Every entry must be duplicated precisely as written.

Records excerpted from a collection:
BEGIN
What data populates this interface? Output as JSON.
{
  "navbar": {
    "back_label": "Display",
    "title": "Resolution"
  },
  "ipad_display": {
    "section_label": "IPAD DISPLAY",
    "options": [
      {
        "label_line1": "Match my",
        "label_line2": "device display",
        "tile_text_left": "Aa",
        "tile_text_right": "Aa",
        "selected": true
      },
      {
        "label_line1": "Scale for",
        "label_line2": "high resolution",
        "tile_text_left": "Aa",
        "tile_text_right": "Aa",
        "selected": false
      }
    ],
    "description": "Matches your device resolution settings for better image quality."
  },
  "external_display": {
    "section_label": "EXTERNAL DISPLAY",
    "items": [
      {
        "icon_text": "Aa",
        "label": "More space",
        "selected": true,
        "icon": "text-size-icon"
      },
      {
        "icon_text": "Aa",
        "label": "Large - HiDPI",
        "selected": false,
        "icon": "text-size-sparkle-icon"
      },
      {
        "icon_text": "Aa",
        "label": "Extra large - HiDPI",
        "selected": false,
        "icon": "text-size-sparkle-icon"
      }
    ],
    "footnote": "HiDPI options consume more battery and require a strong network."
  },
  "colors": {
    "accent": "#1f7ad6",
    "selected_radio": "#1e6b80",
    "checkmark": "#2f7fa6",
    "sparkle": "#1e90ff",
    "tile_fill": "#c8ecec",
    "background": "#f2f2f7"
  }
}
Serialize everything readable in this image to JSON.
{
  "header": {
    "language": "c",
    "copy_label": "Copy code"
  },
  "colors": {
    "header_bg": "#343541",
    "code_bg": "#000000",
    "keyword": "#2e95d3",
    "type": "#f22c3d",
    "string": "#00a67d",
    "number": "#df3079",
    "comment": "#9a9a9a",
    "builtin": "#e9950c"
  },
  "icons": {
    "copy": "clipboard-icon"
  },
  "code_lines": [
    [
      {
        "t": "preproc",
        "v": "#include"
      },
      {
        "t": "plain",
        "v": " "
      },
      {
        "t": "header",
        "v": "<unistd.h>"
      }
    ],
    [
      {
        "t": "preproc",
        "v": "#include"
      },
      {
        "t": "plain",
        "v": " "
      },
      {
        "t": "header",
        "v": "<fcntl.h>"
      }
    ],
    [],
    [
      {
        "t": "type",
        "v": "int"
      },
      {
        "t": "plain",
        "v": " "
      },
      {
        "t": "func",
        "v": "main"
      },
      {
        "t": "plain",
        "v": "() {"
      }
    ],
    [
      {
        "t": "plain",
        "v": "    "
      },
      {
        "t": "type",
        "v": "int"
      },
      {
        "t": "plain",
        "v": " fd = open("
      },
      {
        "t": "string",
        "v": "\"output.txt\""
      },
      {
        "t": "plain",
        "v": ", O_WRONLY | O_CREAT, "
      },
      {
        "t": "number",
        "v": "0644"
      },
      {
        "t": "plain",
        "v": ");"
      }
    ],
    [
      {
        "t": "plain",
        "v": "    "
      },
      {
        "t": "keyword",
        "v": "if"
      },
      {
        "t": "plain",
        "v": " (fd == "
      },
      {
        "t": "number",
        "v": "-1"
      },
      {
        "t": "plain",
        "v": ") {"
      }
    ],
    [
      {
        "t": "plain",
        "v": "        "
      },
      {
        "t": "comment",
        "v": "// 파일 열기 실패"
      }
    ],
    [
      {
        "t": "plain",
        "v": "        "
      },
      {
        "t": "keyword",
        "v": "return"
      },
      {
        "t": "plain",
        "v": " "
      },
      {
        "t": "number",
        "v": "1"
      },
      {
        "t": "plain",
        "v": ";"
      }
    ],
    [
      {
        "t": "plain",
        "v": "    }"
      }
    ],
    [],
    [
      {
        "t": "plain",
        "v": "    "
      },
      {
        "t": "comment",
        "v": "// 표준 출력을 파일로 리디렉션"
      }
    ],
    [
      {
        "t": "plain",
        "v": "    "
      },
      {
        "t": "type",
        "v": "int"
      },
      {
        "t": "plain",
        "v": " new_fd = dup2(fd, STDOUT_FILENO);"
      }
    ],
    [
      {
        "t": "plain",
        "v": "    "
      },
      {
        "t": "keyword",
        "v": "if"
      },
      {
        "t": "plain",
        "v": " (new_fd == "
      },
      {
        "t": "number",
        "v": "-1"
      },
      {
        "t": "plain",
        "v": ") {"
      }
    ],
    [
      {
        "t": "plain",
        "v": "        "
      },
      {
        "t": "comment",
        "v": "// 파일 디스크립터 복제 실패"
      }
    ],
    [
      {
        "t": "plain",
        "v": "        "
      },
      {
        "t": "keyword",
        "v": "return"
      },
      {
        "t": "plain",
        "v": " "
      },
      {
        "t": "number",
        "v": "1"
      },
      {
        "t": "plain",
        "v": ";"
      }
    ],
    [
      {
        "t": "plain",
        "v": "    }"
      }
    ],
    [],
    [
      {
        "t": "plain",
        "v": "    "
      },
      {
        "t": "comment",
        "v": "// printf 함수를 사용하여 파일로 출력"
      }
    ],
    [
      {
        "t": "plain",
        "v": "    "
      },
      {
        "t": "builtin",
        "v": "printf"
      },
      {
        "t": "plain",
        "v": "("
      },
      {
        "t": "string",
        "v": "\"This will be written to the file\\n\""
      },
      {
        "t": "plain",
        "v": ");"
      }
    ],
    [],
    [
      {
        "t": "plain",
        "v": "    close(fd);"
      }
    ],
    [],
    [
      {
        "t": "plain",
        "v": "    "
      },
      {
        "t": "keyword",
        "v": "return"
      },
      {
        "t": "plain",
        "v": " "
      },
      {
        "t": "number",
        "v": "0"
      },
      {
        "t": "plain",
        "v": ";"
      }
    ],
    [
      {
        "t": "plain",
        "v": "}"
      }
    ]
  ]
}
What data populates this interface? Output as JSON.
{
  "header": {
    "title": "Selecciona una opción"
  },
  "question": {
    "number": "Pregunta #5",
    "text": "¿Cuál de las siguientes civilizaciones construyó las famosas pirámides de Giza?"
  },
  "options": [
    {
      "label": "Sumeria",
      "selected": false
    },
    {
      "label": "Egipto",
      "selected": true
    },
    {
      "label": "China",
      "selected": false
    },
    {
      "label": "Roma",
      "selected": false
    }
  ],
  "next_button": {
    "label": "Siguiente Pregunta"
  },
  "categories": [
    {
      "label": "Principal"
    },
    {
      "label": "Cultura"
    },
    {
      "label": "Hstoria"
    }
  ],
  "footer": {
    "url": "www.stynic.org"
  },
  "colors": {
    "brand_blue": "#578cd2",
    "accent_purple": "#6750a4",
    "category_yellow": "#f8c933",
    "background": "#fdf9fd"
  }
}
END
▶ FULL SOLUTION:
What data populates this interface? Output as JSON.
{
  "navbar": {
    "back_label": "Display",
    "title": "Resolution"
  },
  "ipad_display": {
    "section_label": "IPAD DISPLAY",
    "options": [
      {
        "label_line1": "Match my",
        "label_line2": "device display",
        "tile_text_left": "Aa",
        "tile_text_right": "Aa",
        "selected": true
      },
      {
        "label_line1": "Scale for",
        "label_line2": "high resolution",
        "tile_text_left": "Aa",
        "tile_text_right": "Aa",
        "selected": false
      }
    ],
    "description": "Matches your device resolution settings for better image quality."
  },
  "external_display": {
    "section_label": "EXTERNAL DISPLAY",
    "items": [
      {
        "icon_text": "Aa",
        "label": "More space",
        "selected": true,
        "icon": "text-size-icon"
      },
      {
        "icon_text": "Aa",
        "label": "Large - HiDPI",
        "selected": false,
        "icon": "text-size-sparkle-icon"
      },
      {
        "icon_text": "Aa",
        "label": "Extra large - HiDPI",
        "selected": false,
        "icon": "text-size-sparkle-icon"
      }
    ],
    "footnote": "HiDPI options consume more battery and require a strong network."
  },
  "colors": {
    "accent": "#1f7ad6",
    "selected_radio": "#1e6b80",
    "checkmark": "#2f7fa6",
    "sparkle": "#1e90ff",
    "tile_fill": "#c8ecec",
    "background": "#f2f2f7"
  }
}
Serialize everything readable in this image to JSON.
{
  "header": {
    "language": "c",
    "copy_label": "Copy code"
  },
  "colors": {
    "header_bg": "#343541",
    "code_bg": "#000000",
    "keyword": "#2e95d3",
    "type": "#f22c3d",
    "string": "#00a67d",
    "number": "#df3079",
    "comment": "#9a9a9a",
    "builtin": "#e9950c"
  },
  "icons": {
    "copy": "clipboard-icon"
  },
  "code_lines": [
    [
      {
        "t": "preproc",
        "v": "#include"
      },
      {
        "t": "plain",
        "v": " "
      },
      {
        "t": "header",
        "v": "<unistd.h>"
      }
    ],
    [
      {
        "t": "preproc",
        "v": "#include"
      },
      {
        "t": "plain",
        "v": " "
      },
      {
        "t": "header",
        "v": "<fcntl.h>"
      }
    ],
    [],
    [
      {
        "t": "type",
        "v": "int"
      },
      {
        "t": "plain",
        "v": " "
      },
      {
        "t": "func",
        "v": "main"
      },
      {
        "t": "plain",
        "v": "() {"
      }
    ],
    [
      {
        "t": "plain",
        "v": "    "
      },
      {
        "t": "type",
        "v": "int"
      },
      {
        "t": "plain",
        "v": " fd = open("
      },
      {
        "t": "string",
        "v": "\"output.txt\""
      },
      {
        "t": "plain",
        "v": ", O_WRONLY | O_CREAT, "
      },
      {
        "t": "number",
        "v": "0644"
      },
      {
        "t": "plain",
        "v": ");"
      }
    ],
    [
      {
        "t": "plain",
        "v": "    "
      },
      {
        "t": "keyword",
        "v": "if"
      },
      {
        "t": "plain",
        "v": " (fd == "
      },
      {
        "t": "number",
        "v": "-1"
      },
      {
        "t": "plain",
        "v": ") {"
      }
    ],
    [
      {
        "t": "plain",
        "v": "        "
      },
      {
        "t": "comment",
        "v": "// 파일 열기 실패"
      }
    ],
    [
      {
        "t": "plain",
        "v": "        "
      },
      {
        "t": "keyword",
        "v": "return"
      },
      {
        "t": "plain",
        "v": " "
      },
      {
        "t": "number",
        "v": "1"
      },
      {
        "t": "plain",
        "v": ";"
      }
    ],
    [
      {
        "t": "plain",
        "v": "    }"
      }
    ],
    [],
    [
      {
        "t": "plain",
        "v": "    "
      },
      {
        "t": "comment",
        "v": "// 표준 출력을 파일로 리디렉션"
      }
    ],
    [
      {
        "t": "plain",
        "v": "    "
      },
      {
        "t": "type",
        "v": "int"
      },
      {
        "t": "plain",
        "v": " new_fd = dup2(fd, STDOUT_FILENO);"
      }
    ],
    [
      {
        "t": "plain",
        "v": "    "
      },
      {
        "t": "keyword",
        "v": "if"
      },
      {
        "t": "plain",
        "v": " (new_fd == "
      },
      {
        "t": "number",
        "v": "-1"
      },
      {
        "t": "plain",
        "v": ") {"
      }
    ],
    [
      {
        "t": "plain",
        "v": "        "
      },
      {
        "t": "comment",
        "v": "// 파일 디스크립터 복제 실패"
      }
    ],
    [
      {
        "t": "plain",
        "v": "        "
      },
      {
        "t": "keyword",
        "v": "return"
      },
      {
        "t": "plain",
        "v": " "
      },
      {
        "t": "number",
        "v": "1"
      },
      {
        "t": "plain",
        "v": ";"
      }
    ],
    [
      {
        "t": "plain",
        "v": "    }"
      }
    ],
    [],
    [
      {
        "t": "plain",
        "v": "    "
      },
      {
        "t": "comment",
        "v": "// printf 함수를 사용하여 파일로 출력"
      }
    ],
    [
      {
        "t": "plain",
        "v": "    "
      },
      {
        "t": "builtin",
        "v": "printf"
      },
      {
        "t": "plain",
        "v": "("
      },
      {
        "t": "string",
        "v": "\"This will be written to the file\\n\""
      },
      {
        "t": "plain",
        "v": ");"
      }
    ],
    [],
    [
      {
        "t": "plain",
        "v": "    close(fd);"
      }
    ],
    [],
    [
      {
        "t": "plain",
        "v": "    "
      },
      {
        "t": "keyword",
        "v": "return"
      },
      {
        "t": "plain",
        "v": " "
      },
      {
        "t": "number",
        "v": "0"
      },
      {
        "t": "plain",
        "v": ";"
      }
    ],
    [
      {
        "t": "plain",
        "v": "}"
      }
    ]
  ]
}
What data populates this interface? Output as JSON.
{
  "header": {
    "title": "Selecciona una opción"
  },
  "question": {
    "number": "Pregunta #5",
    "text": "¿Cuál de las siguientes civilizaciones construyó las famosas pirámides de Giza?"
  },
  "options": [
    {
      "label": "Sumeria",
      "selected": false
    },
    {
      "label": "Egipto",
      "selected": true
    },
    {
      "label": "China",
      "selected": false
    },
    {
      "label": "Roma",
      "selected": false
    }
  ],
  "next_button": {
    "label": "Siguiente Pregunta"
  },
  "categories": [
    {
      "label": "Principal"
    },
    {
      "label": "Cultura"
    },
    {
      "label": "Hstoria"
    }
  ],
  "footer": {
    "url": "www.stynic.org"
  },
  "colors": {
    "brand_blue": "#578cd2",
    "accent_purple": "#6750a4",
    "category_yellow": "#f8c933",
    "background": "#fdf9fd"
  }
}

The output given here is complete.